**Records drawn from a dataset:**
☆ ☆ ☆
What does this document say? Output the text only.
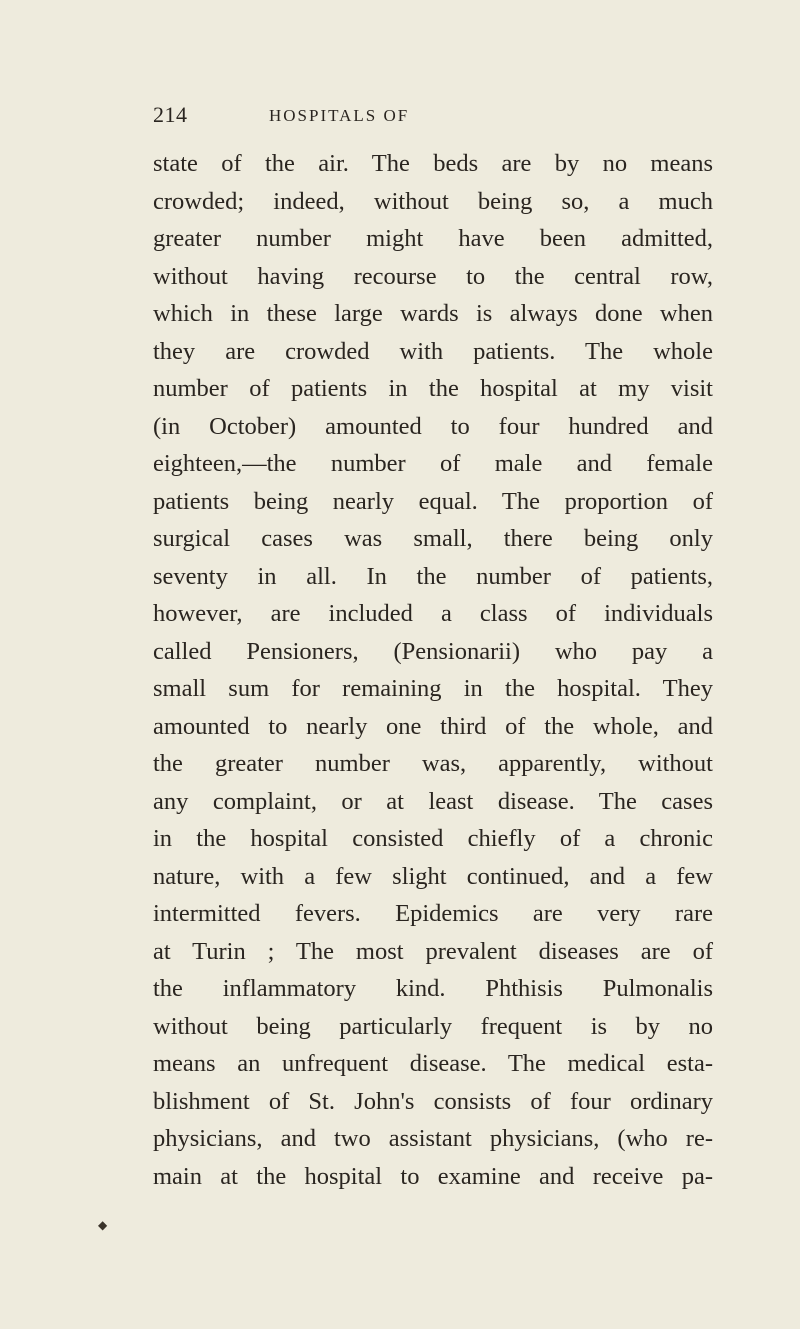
214	HOSPITALS OF
state of the air. The beds are by no means
crowded; indeed, without being so, a much
greater number might have been admitted,
without having recourse to the central row,
which in these large wards is always done when
they are crowded with patients. The whole
number of patients in the hospital at my visit
(in October) amounted to four hundred and
eighteen,—the number of male and female
patients being nearly equal. The proportion of
surgical cases was small, there being only
seventy in all. In the number of patients,
however, are included a class of individuals
called Pensioners, (Pensionarii) who pay a
small sum for remaining in the hospital. They
amounted to nearly one third of the whole, and
the greater number was, apparently, without
any complaint, or at least disease. The cases
in the hospital consisted chiefly of a chronic
nature, with a few slight continued, and a few
intermitted fevers. Epidemics are very rare
at Turin ; The most prevalent diseases are of
the inflammatory kind. Phthisis Pulmonalis
without being particularly frequent is by no
means an unfrequent disease. The medical esta-
blishment of St. John's consists of four ordinary
physicians, and two assistant physicians, (who re-
main at the hospital to examine and receive pa-
◆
☆ ☆ ☆
A count is needed of the lines above that hold the word "without"; give that count and no other text.

**Exercise output:** 4